[Saved data entries]

◇ ◇ ◇ ◇

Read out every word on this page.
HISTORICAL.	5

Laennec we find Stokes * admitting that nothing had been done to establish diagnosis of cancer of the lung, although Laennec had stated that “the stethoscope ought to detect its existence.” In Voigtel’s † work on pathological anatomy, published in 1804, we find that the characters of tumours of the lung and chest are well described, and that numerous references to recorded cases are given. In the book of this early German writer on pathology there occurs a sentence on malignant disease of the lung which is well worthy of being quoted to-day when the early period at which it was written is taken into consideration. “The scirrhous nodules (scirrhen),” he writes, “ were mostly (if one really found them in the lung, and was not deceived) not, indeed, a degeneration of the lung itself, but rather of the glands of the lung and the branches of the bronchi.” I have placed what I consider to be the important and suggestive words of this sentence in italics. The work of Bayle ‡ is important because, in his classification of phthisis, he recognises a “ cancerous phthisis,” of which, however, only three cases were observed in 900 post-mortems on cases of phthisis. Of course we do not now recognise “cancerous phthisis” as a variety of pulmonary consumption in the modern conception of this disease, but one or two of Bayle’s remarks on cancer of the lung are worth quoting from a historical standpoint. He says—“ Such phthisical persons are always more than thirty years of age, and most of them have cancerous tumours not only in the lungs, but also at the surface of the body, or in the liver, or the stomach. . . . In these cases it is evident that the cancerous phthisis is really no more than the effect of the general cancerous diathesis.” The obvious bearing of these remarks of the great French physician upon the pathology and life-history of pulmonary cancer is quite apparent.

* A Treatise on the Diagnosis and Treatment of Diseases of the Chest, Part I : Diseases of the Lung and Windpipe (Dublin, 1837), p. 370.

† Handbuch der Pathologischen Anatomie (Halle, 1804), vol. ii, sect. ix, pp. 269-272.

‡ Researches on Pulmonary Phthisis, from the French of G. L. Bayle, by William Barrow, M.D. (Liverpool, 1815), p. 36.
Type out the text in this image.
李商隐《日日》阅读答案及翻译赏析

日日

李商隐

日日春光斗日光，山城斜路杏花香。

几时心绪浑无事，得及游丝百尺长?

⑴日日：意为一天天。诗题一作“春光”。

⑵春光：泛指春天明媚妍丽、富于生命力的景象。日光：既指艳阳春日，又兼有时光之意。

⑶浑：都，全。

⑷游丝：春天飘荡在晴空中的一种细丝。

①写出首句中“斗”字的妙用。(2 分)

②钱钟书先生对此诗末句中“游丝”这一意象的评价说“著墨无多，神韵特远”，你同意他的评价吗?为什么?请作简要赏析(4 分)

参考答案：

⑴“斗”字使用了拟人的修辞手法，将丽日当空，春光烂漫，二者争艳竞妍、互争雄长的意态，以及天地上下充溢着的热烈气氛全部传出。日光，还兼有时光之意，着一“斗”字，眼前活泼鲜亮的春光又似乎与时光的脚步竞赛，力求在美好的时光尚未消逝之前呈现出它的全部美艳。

◇ ◇ ◇ ◇

Task objective: Begin with the line that contains "Type out the text in this image." and end with the last line of the records; set down every line in that span exactly, and nothing else.

Output for this exercise:
Type out the text in this image.
李商隐《日日》阅读答案及翻译赏析

日日

李商隐

日日春光斗日光，山城斜路杏花香。

几时心绪浑无事，得及游丝百尺长?

⑴日日：意为一天天。诗题一作“春光”。

⑵春光：泛指春天明媚妍丽、富于生命力的景象。日光：既指艳阳春日，又兼有时光之意。

⑶浑：都，全。

⑷游丝：春天飘荡在晴空中的一种细丝。

①写出首句中“斗”字的妙用。(2 分)

②钱钟书先生对此诗末句中“游丝”这一意象的评价说“著墨无多，神韵特远”，你同意他的评价吗?为什么?请作简要赏析(4 分)

参考答案：

⑴“斗”字使用了拟人的修辞手法，将丽日当空，春光烂漫，二者争艳竞妍、互争雄长的意态，以及天地上下充溢着的热烈气氛全部传出。日光，还兼有时光之意，着一“斗”字，眼前活泼鲜亮的春光又似乎与时光的脚步竞赛，力求在美好的时光尚未消逝之前呈现出它的全部美艳。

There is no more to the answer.